Segundo a União para o Controlo Internacional de Cancro (UCIC), “a resistência antimicrobiana (RAM) ou resistência a medicamentos, incluindo resistência a antibióticos, é um problema de saúde pública crescente e precisa de atenção urgente dos países ao redor do mundo. Estima-se que 750.000 pessoas morrem anualmente de infeções resistentes a medicamentos e até 2050 esse número pode chegar a dez milhões e custar mais de 100 biliões de dólares (mais de 935 mil milhões de euros) sem ação coletiva”.
“A resistência antimicrobiana também causa uma pressão sobre os sistemas de saúde. Muitos estudos demonstraram as consequências financeiras da RAM, incluindo custos de saúde extremamente altos devido a um aumento nos internamentos hospitalares, internamentos mais longos, mais unidades de terapia intensiva e leitos de isolamento e terapia intensiva caros. Os profissionais de saúde também são forçados a usar antibióticos menos convencionais ou uma combinação de diferentes antibióticos para tratar essas infeções, que geralmente são mais caros e que também podem ter efeitos colaterais graves”, explica ainda a UCIC.
A ReAct, “uma das primeiras redes internacionais independentes a articular a natureza complexa da resistência aos antibióticos e os seus fatores”, como explica o próprio site, destacou ainda, num artigo, que “a resistência aos antibióticos não é apenas uma ameaça futura; está a acontecer aqui e agora”. “Com 106 milhões de novos casos/ano, as consequências da resistência total seriam devastadoras”, alerta.
Em Portugal, as consequências mais graves da resistência a antibióticos, inclusive o risco de morte, faz-se sentir, na sua grande maioria, nos pacientes com idade superior a 65 anos, como destaca um relatório desenvolvido pela Ordem dos Médicos portugueses. Ainda assim, a ReAct destaca que cerca de “214.000 recém-nascidos morre a cada ano por infeções do sangue (sepse) causadas por bactérias resistentes – representando pelo menos 30% de todas as mortes por sepse em recém-nascidos”.

- Dados fornecidos -
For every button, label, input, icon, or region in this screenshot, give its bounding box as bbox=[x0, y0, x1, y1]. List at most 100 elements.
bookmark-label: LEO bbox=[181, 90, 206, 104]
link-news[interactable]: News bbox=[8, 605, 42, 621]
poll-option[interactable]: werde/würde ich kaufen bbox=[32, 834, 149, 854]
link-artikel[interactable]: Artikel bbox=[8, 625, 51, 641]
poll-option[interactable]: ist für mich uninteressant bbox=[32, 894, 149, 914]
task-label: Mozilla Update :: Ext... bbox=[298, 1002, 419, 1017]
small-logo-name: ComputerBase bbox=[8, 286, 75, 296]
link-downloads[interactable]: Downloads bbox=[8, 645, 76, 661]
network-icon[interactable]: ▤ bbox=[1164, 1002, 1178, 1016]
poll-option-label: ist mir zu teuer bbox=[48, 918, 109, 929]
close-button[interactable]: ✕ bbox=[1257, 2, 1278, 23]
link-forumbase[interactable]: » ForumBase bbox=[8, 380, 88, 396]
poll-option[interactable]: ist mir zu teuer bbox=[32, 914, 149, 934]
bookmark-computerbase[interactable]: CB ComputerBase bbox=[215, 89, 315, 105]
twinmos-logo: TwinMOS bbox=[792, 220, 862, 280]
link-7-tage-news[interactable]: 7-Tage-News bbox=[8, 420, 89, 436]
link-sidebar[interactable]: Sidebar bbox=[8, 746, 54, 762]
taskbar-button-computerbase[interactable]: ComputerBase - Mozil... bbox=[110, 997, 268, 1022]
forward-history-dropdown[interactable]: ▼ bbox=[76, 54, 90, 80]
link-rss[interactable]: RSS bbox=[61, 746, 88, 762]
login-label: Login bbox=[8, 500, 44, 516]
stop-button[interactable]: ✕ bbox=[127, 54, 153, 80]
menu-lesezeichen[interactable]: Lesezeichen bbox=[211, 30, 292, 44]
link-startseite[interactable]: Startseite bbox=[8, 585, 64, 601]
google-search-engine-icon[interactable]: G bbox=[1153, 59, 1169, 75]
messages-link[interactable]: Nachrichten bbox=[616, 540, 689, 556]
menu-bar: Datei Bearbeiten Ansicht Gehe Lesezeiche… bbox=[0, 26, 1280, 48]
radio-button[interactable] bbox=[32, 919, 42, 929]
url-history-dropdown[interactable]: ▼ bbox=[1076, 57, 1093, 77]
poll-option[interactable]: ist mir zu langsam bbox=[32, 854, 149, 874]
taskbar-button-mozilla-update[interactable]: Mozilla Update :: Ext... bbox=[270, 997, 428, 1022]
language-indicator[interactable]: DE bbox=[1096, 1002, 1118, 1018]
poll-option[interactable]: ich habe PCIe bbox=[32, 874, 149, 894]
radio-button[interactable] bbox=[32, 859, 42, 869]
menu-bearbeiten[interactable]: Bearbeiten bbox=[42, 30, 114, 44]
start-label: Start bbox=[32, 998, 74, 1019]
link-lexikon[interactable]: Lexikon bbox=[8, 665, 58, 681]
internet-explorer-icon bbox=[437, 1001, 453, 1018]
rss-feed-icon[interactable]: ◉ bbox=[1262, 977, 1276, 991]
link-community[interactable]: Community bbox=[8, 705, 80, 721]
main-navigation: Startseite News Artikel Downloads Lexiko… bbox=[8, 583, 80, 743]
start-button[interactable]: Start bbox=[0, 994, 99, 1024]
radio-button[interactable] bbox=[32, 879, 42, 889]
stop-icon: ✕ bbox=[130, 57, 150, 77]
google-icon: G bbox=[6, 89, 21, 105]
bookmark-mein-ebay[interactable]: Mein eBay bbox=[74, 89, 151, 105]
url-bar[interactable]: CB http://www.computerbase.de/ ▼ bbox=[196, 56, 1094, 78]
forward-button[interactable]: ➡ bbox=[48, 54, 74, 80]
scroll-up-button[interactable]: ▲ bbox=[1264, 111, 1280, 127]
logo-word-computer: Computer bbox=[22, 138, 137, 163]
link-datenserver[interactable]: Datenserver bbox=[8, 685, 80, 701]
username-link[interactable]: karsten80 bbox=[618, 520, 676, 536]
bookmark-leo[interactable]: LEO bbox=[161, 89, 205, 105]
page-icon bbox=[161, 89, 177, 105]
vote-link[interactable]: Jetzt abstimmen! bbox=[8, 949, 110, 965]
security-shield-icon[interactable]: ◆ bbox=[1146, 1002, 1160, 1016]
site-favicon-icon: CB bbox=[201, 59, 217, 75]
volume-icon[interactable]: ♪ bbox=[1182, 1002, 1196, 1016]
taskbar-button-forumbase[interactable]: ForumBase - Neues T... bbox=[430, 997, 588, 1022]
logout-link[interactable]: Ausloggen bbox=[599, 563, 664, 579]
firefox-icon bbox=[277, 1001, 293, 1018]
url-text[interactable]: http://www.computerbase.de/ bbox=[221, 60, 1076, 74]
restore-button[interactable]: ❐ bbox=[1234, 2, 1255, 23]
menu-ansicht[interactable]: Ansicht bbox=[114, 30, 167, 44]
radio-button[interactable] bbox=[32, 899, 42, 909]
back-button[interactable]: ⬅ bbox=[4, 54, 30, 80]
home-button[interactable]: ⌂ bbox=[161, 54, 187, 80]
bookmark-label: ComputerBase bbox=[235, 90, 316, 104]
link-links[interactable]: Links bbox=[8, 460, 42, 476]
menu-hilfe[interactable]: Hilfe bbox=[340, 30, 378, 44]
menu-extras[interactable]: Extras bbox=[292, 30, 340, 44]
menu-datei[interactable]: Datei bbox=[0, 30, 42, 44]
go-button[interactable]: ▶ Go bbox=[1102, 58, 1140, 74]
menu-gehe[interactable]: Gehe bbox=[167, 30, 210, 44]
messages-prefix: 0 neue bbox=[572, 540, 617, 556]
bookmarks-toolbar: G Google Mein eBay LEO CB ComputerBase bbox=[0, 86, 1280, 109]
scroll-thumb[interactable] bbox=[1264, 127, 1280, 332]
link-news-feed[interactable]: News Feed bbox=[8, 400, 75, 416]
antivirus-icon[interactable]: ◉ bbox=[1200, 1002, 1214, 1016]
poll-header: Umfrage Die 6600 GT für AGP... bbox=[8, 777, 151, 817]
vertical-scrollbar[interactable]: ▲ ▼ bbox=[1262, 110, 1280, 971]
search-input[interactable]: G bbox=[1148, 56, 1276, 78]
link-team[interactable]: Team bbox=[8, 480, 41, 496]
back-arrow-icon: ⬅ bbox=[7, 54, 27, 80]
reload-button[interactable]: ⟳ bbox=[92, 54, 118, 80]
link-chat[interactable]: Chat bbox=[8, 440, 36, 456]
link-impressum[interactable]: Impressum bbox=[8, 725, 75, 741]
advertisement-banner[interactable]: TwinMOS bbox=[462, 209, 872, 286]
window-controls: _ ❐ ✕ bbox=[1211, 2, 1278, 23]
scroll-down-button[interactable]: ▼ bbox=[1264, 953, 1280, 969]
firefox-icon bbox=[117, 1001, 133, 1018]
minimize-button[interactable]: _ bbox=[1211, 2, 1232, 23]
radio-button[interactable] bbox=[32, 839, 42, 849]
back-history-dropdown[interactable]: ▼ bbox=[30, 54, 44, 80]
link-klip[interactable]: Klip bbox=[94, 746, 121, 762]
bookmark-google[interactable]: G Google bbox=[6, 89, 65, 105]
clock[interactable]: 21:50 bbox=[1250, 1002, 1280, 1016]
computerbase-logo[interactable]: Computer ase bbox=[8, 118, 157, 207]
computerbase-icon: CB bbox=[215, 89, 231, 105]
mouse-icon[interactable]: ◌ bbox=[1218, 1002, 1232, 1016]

- Usar a informação -
#1 Responda a estas perguntas com base no excerto sobre a resistência antimicrobiana:
(a) Segundo a UCIC, quantas pessoas morrem anualmente de infeções resistentes a medicamentos?
(b) Segundo o relatório da Ordem dos Médicos, em que pacientes se fazem sentir, na grande maioria, as consequências mais graves da resistência a antibióticos em Portugal?
(c) Segundo a ReAct, que parte de todas as mortes por sepse em recém-nascidos é causada por bactérias resistentes?
#2 Retome, por favor, o excerto sobre a resistência antimicrobiana a partir do ponto onde termina.
A listagem não entra nestes exercícios.

- Respostas aos exercícios -
#1
(a) Estima-se que 750.000 pessoas.
(b) Nos pacientes com idade superior a 65 anos.
(c) Pelo menos 30%.

#2
Os médicos têm sido, por isso, pressionados a reduzir as suas prescrições de antibióticos de modo a retardar a resistência antimicrobiana. No entanto, e segundo o The Guardian, as autoridades médicas já vieram sublinhar que cerca de dois terços da totalidade dos antibióticos são utilizados não em humanos, mas em animais de criação. A Organização das Nações Unidos também já criticou publicamente esta prática, acusando-a de ser a origem de uma “pandemia silenciosa”. “Reduzir o uso de medicamentos antimicrobianos nos sistemas de alimento é chave para conservar a sua eficácia”, acrescenta ainda.
Segundo o comunicado da ONU, este tipo de drogas “são administradas aos animais não apenas para fins veterinários (para tratar e prevenir doenças), mas também para promover o crescimento em animais saudáveis”. Esta prática pode levar “a um aumento preocupante da resistência aos medicamentos, tornando as infeções mais difíceis de tratar”.
Este tipo de antibióticos é administrado a maioria das vezes em animais que vivem em condições precárias, desenvolvendo, por isso, vários tipos de doenças, uma realidade bastante comum. Segundo um relatório do Serviço Nacional de Informações sobre Doenças Animais do Reino Unido, 80% de todos os suínos criados no Reino Unido desenvolveram pneumonia, ainda que em níveis variáveis.
Bejaoui apresentou o seu estudo no Congresso Europeu de Microbiologia Clínica e Doenças Infeciosas, em Lisboa, o domingo passado. Apesar da sua investigação ter ainda de provar que “as linhagens foram passadas de porcos para humanos”, o estudo deixa já claro que “as quintas que usam antibióticos estão a criar condições que permitem que as linhagens resistentes floresçam, sendo que acabarão por infetar os humanos”, reforça.